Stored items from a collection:

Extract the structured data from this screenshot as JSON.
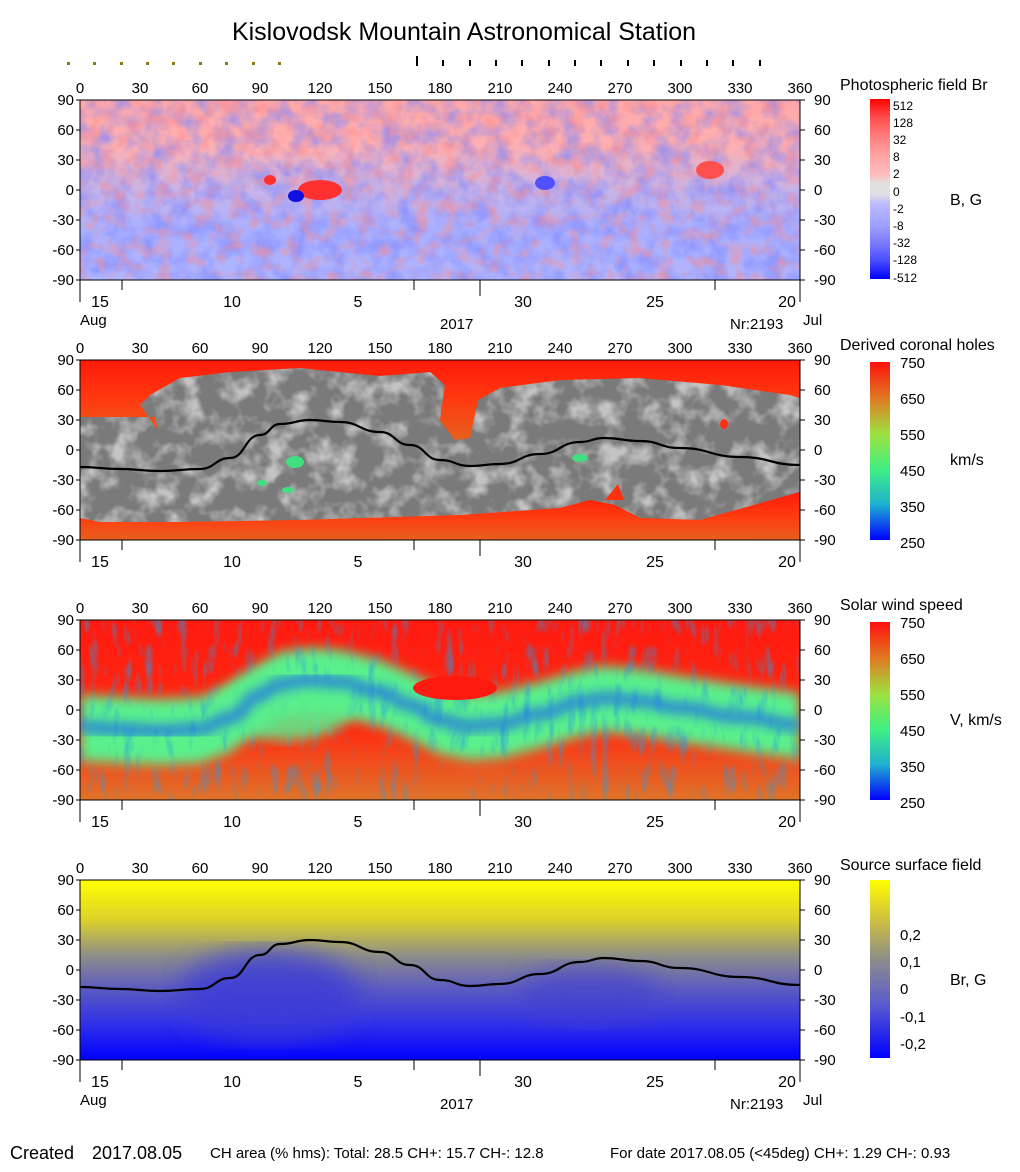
{
  "title": "Kislovodsk Mountain Astronomical Station",
  "chart_data": [
    {
      "type": "heatmap",
      "title": "Photospheric field Br",
      "unit": "B, G",
      "colorbar_ticks": [
        "512",
        "128",
        "32",
        "8",
        "2",
        "0",
        "-2",
        "-8",
        "-32",
        "-128",
        "-512"
      ],
      "x_ticks": [
        "0",
        "30",
        "60",
        "90",
        "120",
        "150",
        "180",
        "210",
        "240",
        "270",
        "300",
        "330",
        "360"
      ],
      "y_ticks": [
        "90",
        "60",
        "30",
        "0",
        "-30",
        "-60",
        "-90"
      ],
      "date_ticks": [
        "15",
        "10",
        "5",
        "30",
        "25",
        "20"
      ],
      "month_left": "Aug",
      "month_right": "Jul",
      "year": "2017",
      "rotation": "Nr:2193",
      "xlim": [
        0,
        360
      ],
      "ylim": [
        -90,
        90
      ]
    },
    {
      "type": "heatmap",
      "title": "Derived coronal holes",
      "unit": "km/s",
      "colorbar_ticks": [
        "750",
        "650",
        "550",
        "450",
        "350",
        "250"
      ],
      "x_ticks": [
        "0",
        "30",
        "60",
        "90",
        "120",
        "150",
        "180",
        "210",
        "240",
        "270",
        "300",
        "330",
        "360"
      ],
      "y_ticks": [
        "90",
        "60",
        "30",
        "0",
        "-30",
        "-60",
        "-90"
      ],
      "date_ticks": [
        "15",
        "10",
        "5",
        "30",
        "25",
        "20"
      ],
      "xlim": [
        0,
        360
      ],
      "ylim": [
        -90,
        90
      ],
      "neutral_line": [
        [
          0,
          -17
        ],
        [
          20,
          -19
        ],
        [
          40,
          -21
        ],
        [
          60,
          -19
        ],
        [
          75,
          -8
        ],
        [
          90,
          15
        ],
        [
          100,
          26
        ],
        [
          115,
          30
        ],
        [
          130,
          28
        ],
        [
          150,
          18
        ],
        [
          165,
          5
        ],
        [
          180,
          -10
        ],
        [
          195,
          -16
        ],
        [
          210,
          -14
        ],
        [
          230,
          -4
        ],
        [
          250,
          8
        ],
        [
          262,
          12
        ],
        [
          280,
          9
        ],
        [
          300,
          2
        ],
        [
          330,
          -7
        ],
        [
          360,
          -15
        ]
      ]
    },
    {
      "type": "heatmap",
      "title": "Solar wind speed",
      "unit": "V, km/s",
      "colorbar_ticks": [
        "750",
        "650",
        "550",
        "450",
        "350",
        "250"
      ],
      "x_ticks": [
        "0",
        "30",
        "60",
        "90",
        "120",
        "150",
        "180",
        "210",
        "240",
        "270",
        "300",
        "330",
        "360"
      ],
      "y_ticks": [
        "90",
        "60",
        "30",
        "0",
        "-30",
        "-60",
        "-90"
      ],
      "date_ticks": [
        "15",
        "10",
        "5",
        "30",
        "25",
        "20"
      ],
      "xlim": [
        0,
        360
      ],
      "ylim": [
        -90,
        90
      ]
    },
    {
      "type": "heatmap",
      "title": "Source surface field",
      "unit": "Br, G",
      "colorbar_ticks": [
        "0,2",
        "0,1",
        "0",
        "-0,1",
        "-0,2"
      ],
      "x_ticks": [
        "0",
        "30",
        "60",
        "90",
        "120",
        "150",
        "180",
        "210",
        "240",
        "270",
        "300",
        "330",
        "360"
      ],
      "y_ticks": [
        "90",
        "60",
        "30",
        "0",
        "-30",
        "-60",
        "-90"
      ],
      "date_ticks": [
        "15",
        "10",
        "5",
        "30",
        "25",
        "20"
      ],
      "month_left": "Aug",
      "month_right": "Jul",
      "year": "2017",
      "rotation": "Nr:2193",
      "xlim": [
        0,
        360
      ],
      "ylim": [
        -90,
        90
      ],
      "neutral_line": [
        [
          0,
          -17
        ],
        [
          20,
          -19
        ],
        [
          40,
          -21
        ],
        [
          60,
          -19
        ],
        [
          75,
          -8
        ],
        [
          90,
          15
        ],
        [
          100,
          26
        ],
        [
          115,
          30
        ],
        [
          130,
          28
        ],
        [
          150,
          18
        ],
        [
          165,
          5
        ],
        [
          180,
          -10
        ],
        [
          195,
          -16
        ],
        [
          210,
          -14
        ],
        [
          230,
          -4
        ],
        [
          250,
          8
        ],
        [
          262,
          12
        ],
        [
          280,
          9
        ],
        [
          300,
          2
        ],
        [
          330,
          -7
        ],
        [
          360,
          -15
        ]
      ]
    }
  ],
  "footer": {
    "created_label": "Created",
    "created_date": "2017.08.05",
    "ch_area": "CH area (% hms): Total: 28.5 CH+: 15.7    CH-: 12.8",
    "for_date": "For date 2017.08.05 (<45deg) CH+: 1.29    CH-: 0.93"
  }
}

THE EXERCISE:
Write out the listing above again, exactly, but with no pictures in the copy.

WRITTEN REPLY:
Extract the structured data from this screenshot as JSON.
{
  "title": "Kislovodsk Mountain Astronomical Station",
  "chart_data": [
    {
      "type": "heatmap",
      "title": "Photospheric field Br",
      "unit": "B, G",
      "colorbar_ticks": [
        "512",
        "128",
        "32",
        "8",
        "2",
        "0",
        "-2",
        "-8",
        "-32",
        "-128",
        "-512"
      ],
      "x_ticks": [
        "0",
        "30",
        "60",
        "90",
        "120",
        "150",
        "180",
        "210",
        "240",
        "270",
        "300",
        "330",
        "360"
      ],
      "y_ticks": [
        "90",
        "60",
        "30",
        "0",
        "-30",
        "-60",
        "-90"
      ],
      "date_ticks": [
        "15",
        "10",
        "5",
        "30",
        "25",
        "20"
      ],
      "month_left": "Aug",
      "month_right": "Jul",
      "year": "2017",
      "rotation": "Nr:2193",
      "xlim": [
        0,
        360
      ],
      "ylim": [
        -90,
        90
      ]
    },
    {
      "type": "heatmap",
      "title": "Derived coronal holes",
      "unit": "km/s",
      "colorbar_ticks": [
        "750",
        "650",
        "550",
        "450",
        "350",
        "250"
      ],
      "x_ticks": [
        "0",
        "30",
        "60",
        "90",
        "120",
        "150",
        "180",
        "210",
        "240",
        "270",
        "300",
        "330",
        "360"
      ],
      "y_ticks": [
        "90",
        "60",
        "30",
        "0",
        "-30",
        "-60",
        "-90"
      ],
      "date_ticks": [
        "15",
        "10",
        "5",
        "30",
        "25",
        "20"
      ],
      "xlim": [
        0,
        360
      ],
      "ylim": [
        -90,
        90
      ],
      "neutral_line": [
        [
          0,
          -17
        ],
        [
          20,
          -19
        ],
        [
          40,
          -21
        ],
        [
          60,
          -19
        ],
        [
          75,
          -8
        ],
        [
          90,
          15
        ],
        [
          100,
          26
        ],
        [
          115,
          30
        ],
        [
          130,
          28
        ],
        [
          150,
          18
        ],
        [
          165,
          5
        ],
        [
          180,
          -10
        ],
        [
          195,
          -16
        ],
        [
          210,
          -14
        ],
        [
          230,
          -4
        ],
        [
          250,
          8
        ],
        [
          262,
          12
        ],
        [
          280,
          9
        ],
        [
          300,
          2
        ],
        [
          330,
          -7
        ],
        [
          360,
          -15
        ]
      ]
    },
    {
      "type": "heatmap",
      "title": "Solar wind speed",
      "unit": "V, km/s",
      "colorbar_ticks": [
        "750",
        "650",
        "550",
        "450",
        "350",
        "250"
      ],
      "x_ticks": [
        "0",
        "30",
        "60",
        "90",
        "120",
        "150",
        "180",
        "210",
        "240",
        "270",
        "300",
        "330",
        "360"
      ],
      "y_ticks": [
        "90",
        "60",
        "30",
        "0",
        "-30",
        "-60",
        "-90"
      ],
      "date_ticks": [
        "15",
        "10",
        "5",
        "30",
        "25",
        "20"
      ],
      "xlim": [
        0,
        360
      ],
      "ylim": [
        -90,
        90
      ]
    },
    {
      "type": "heatmap",
      "title": "Source surface field",
      "unit": "Br, G",
      "colorbar_ticks": [
        "0,2",
        "0,1",
        "0",
        "-0,1",
        "-0,2"
      ],
      "x_ticks": [
        "0",
        "30",
        "60",
        "90",
        "120",
        "150",
        "180",
        "210",
        "240",
        "270",
        "300",
        "330",
        "360"
      ],
      "y_ticks": [
        "90",
        "60",
        "30",
        "0",
        "-30",
        "-60",
        "-90"
      ],
      "date_ticks": [
        "15",
        "10",
        "5",
        "30",
        "25",
        "20"
      ],
      "month_left": "Aug",
      "month_right": "Jul",
      "year": "2017",
      "rotation": "Nr:2193",
      "xlim": [
        0,
        360
      ],
      "ylim": [
        -90,
        90
      ],
      "neutral_line": [
        [
          0,
          -17
        ],
        [
          20,
          -19
        ],
        [
          40,
          -21
        ],
        [
          60,
          -19
        ],
        [
          75,
          -8
        ],
        [
          90,
          15
        ],
        [
          100,
          26
        ],
        [
          115,
          30
        ],
        [
          130,
          28
        ],
        [
          150,
          18
        ],
        [
          165,
          5
        ],
        [
          180,
          -10
        ],
        [
          195,
          -16
        ],
        [
          210,
          -14
        ],
        [
          230,
          -4
        ],
        [
          250,
          8
        ],
        [
          262,
          12
        ],
        [
          280,
          9
        ],
        [
          300,
          2
        ],
        [
          330,
          -7
        ],
        [
          360,
          -15
        ]
      ]
    }
  ],
  "footer": {
    "created_label": "Created",
    "created_date": "2017.08.05",
    "ch_area": "CH area (% hms): Total: 28.5 CH+: 15.7    CH-: 12.8",
    "for_date": "For date 2017.08.05 (<45deg) CH+: 1.29    CH-: 0.93"
  }
}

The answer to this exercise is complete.